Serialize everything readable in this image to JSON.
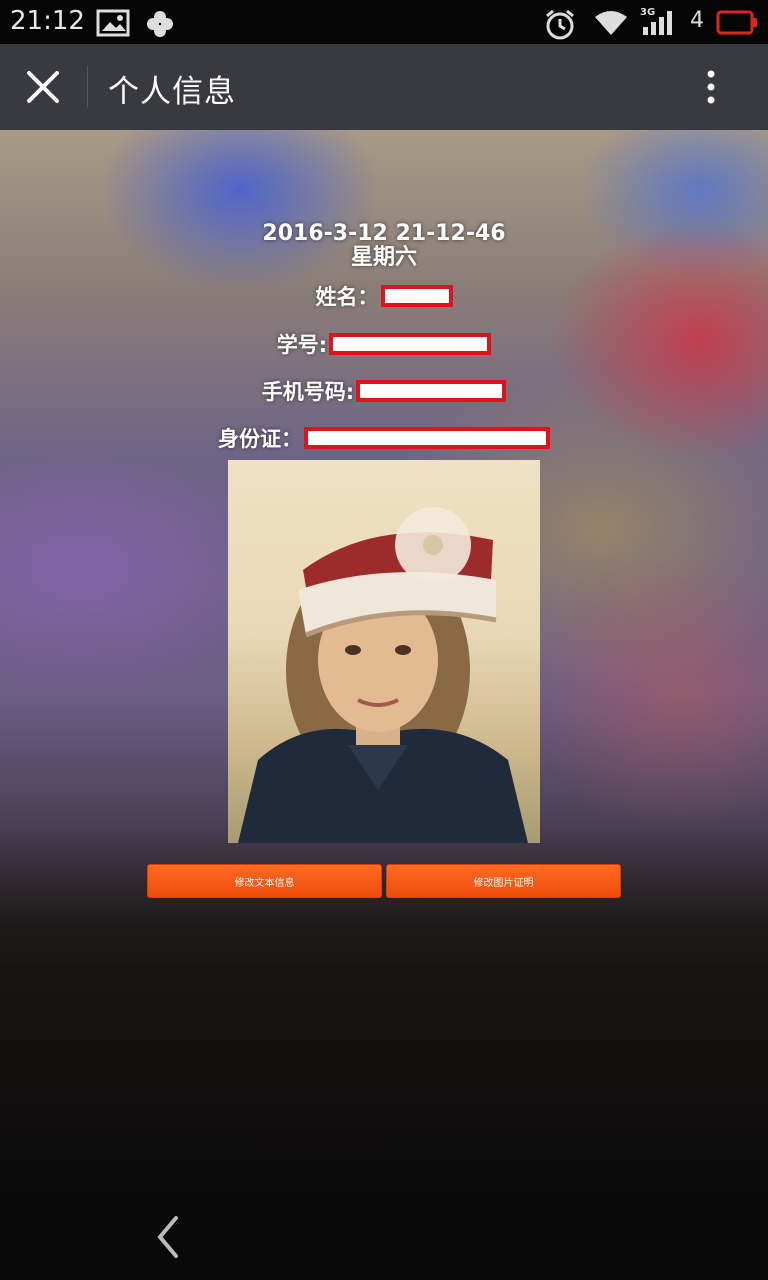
{
  "status_bar": {
    "time": "21:12",
    "network": "3G",
    "signal_number": "4",
    "icons": [
      "image-icon",
      "clover-icon",
      "alarm-icon",
      "wifi-icon",
      "signal-icon",
      "battery-icon"
    ]
  },
  "header": {
    "title": "个人信息",
    "close_icon": "close-icon",
    "more_icon": "more-vertical-icon"
  },
  "info": {
    "datetime": "2016-3-12 21-12-46",
    "weekday": "星期六",
    "fields": [
      {
        "label": "姓名：",
        "value_redacted": true
      },
      {
        "label": "学号:",
        "value_redacted": true
      },
      {
        "label": "手机号码:",
        "value_redacted": true
      },
      {
        "label": "身份证：",
        "value_redacted": true
      }
    ]
  },
  "buttons": {
    "edit_text": "修改文本信息",
    "edit_photo": "修改图片证明"
  },
  "colors": {
    "title_bar": "#393a3f",
    "button": "#f25714",
    "redact_border": "#e2121b"
  }
}
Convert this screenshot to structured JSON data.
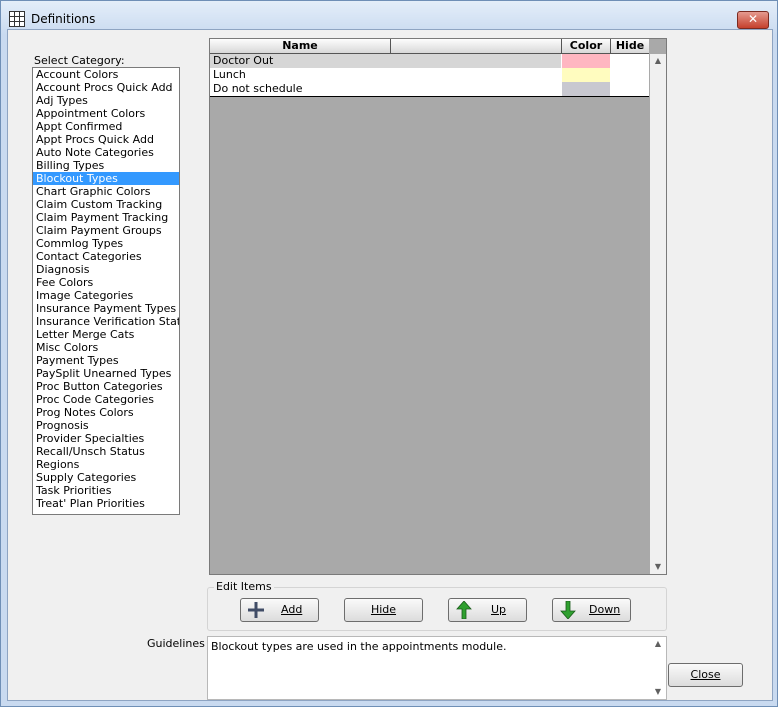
{
  "window": {
    "title": "Definitions"
  },
  "category_label": "Select Category:",
  "categories": [
    "Account Colors",
    "Account Procs Quick Add",
    "Adj Types",
    "Appointment Colors",
    "Appt Confirmed",
    "Appt Procs Quick Add",
    "Auto Note Categories",
    "Billing Types",
    "Blockout Types",
    "Chart Graphic Colors",
    "Claim Custom Tracking",
    "Claim Payment Tracking",
    "Claim Payment Groups",
    "Commlog Types",
    "Contact Categories",
    "Diagnosis",
    "Fee Colors",
    "Image Categories",
    "Insurance Payment Types",
    "Insurance Verification Status",
    "Letter Merge Cats",
    "Misc Colors",
    "Payment Types",
    "PaySplit Unearned Types",
    "Proc Button Categories",
    "Proc Code Categories",
    "Prog Notes Colors",
    "Prognosis",
    "Provider Specialties",
    "Recall/Unsch Status",
    "Regions",
    "Supply Categories",
    "Task Priorities",
    "Treat' Plan Priorities"
  ],
  "selected_category": "Blockout Types",
  "grid": {
    "columns": {
      "name": "Name",
      "color": "Color",
      "hide": "Hide"
    },
    "rows": [
      {
        "name": "Doctor Out",
        "color": "#ffb6c1",
        "selected": true
      },
      {
        "name": "Lunch",
        "color": "#fffcbf",
        "selected": false
      },
      {
        "name": "Do not schedule",
        "color": "#c8c8d0",
        "selected": false
      }
    ]
  },
  "edit_items": {
    "title": "Edit Items",
    "add": "Add",
    "hide": "Hide",
    "up": "Up",
    "down": "Down"
  },
  "guidelines": {
    "label": "Guidelines",
    "text": "Blockout types are used in the appointments module."
  },
  "close_button": "Close"
}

◇ ◇ ◇

Task objective: Write out the entries above verbatim; the pictures do not belong in your copy.

The completed task:
Serialize everything readable in this image to JSON.
{
  "status_bar": {
    "time": "21:12",
    "network": "3G",
    "signal_number": "4",
    "icons": [
      "image-icon",
      "clover-icon",
      "alarm-icon",
      "wifi-icon",
      "signal-icon",
      "battery-icon"
    ]
  },
  "header": {
    "title": "个人信息",
    "close_icon": "close-icon",
    "more_icon": "more-vertical-icon"
  },
  "info": {
    "datetime": "2016-3-12 21-12-46",
    "weekday": "星期六",
    "fields": [
      {
        "label": "姓名：",
        "value_redacted": true
      },
      {
        "label": "学号:",
        "value_redacted": true
      },
      {
        "label": "手机号码:",
        "value_redacted": true
      },
      {
        "label": "身份证：",
        "value_redacted": true
      }
    ]
  },
  "buttons": {
    "edit_text": "修改文本信息",
    "edit_photo": "修改图片证明"
  },
  "colors": {
    "title_bar": "#393a3f",
    "button": "#f25714",
    "redact_border": "#e2121b"
  }
}
Convert this screenshot to structured JSON data.
{
  "window": {
    "title": "Definitions"
  },
  "category_label": "Select Category:",
  "categories": [
    "Account Colors",
    "Account Procs Quick Add",
    "Adj Types",
    "Appointment Colors",
    "Appt Confirmed",
    "Appt Procs Quick Add",
    "Auto Note Categories",
    "Billing Types",
    "Blockout Types",
    "Chart Graphic Colors",
    "Claim Custom Tracking",
    "Claim Payment Tracking",
    "Claim Payment Groups",
    "Commlog Types",
    "Contact Categories",
    "Diagnosis",
    "Fee Colors",
    "Image Categories",
    "Insurance Payment Types",
    "Insurance Verification Status",
    "Letter Merge Cats",
    "Misc Colors",
    "Payment Types",
    "PaySplit Unearned Types",
    "Proc Button Categories",
    "Proc Code Categories",
    "Prog Notes Colors",
    "Prognosis",
    "Provider Specialties",
    "Recall/Unsch Status",
    "Regions",
    "Supply Categories",
    "Task Priorities",
    "Treat' Plan Priorities"
  ],
  "selected_category": "Blockout Types",
  "grid": {
    "columns": {
      "name": "Name",
      "color": "Color",
      "hide": "Hide"
    },
    "rows": [
      {
        "name": "Doctor Out",
        "color": "#ffb6c1",
        "selected": true
      },
      {
        "name": "Lunch",
        "color": "#fffcbf",
        "selected": false
      },
      {
        "name": "Do not schedule",
        "color": "#c8c8d0",
        "selected": false
      }
    ]
  },
  "edit_items": {
    "title": "Edit Items",
    "add": "Add",
    "hide": "Hide",
    "up": "Up",
    "down": "Down"
  },
  "guidelines": {
    "label": "Guidelines",
    "text": "Blockout types are used in the appointments module."
  },
  "close_button": "Close"
}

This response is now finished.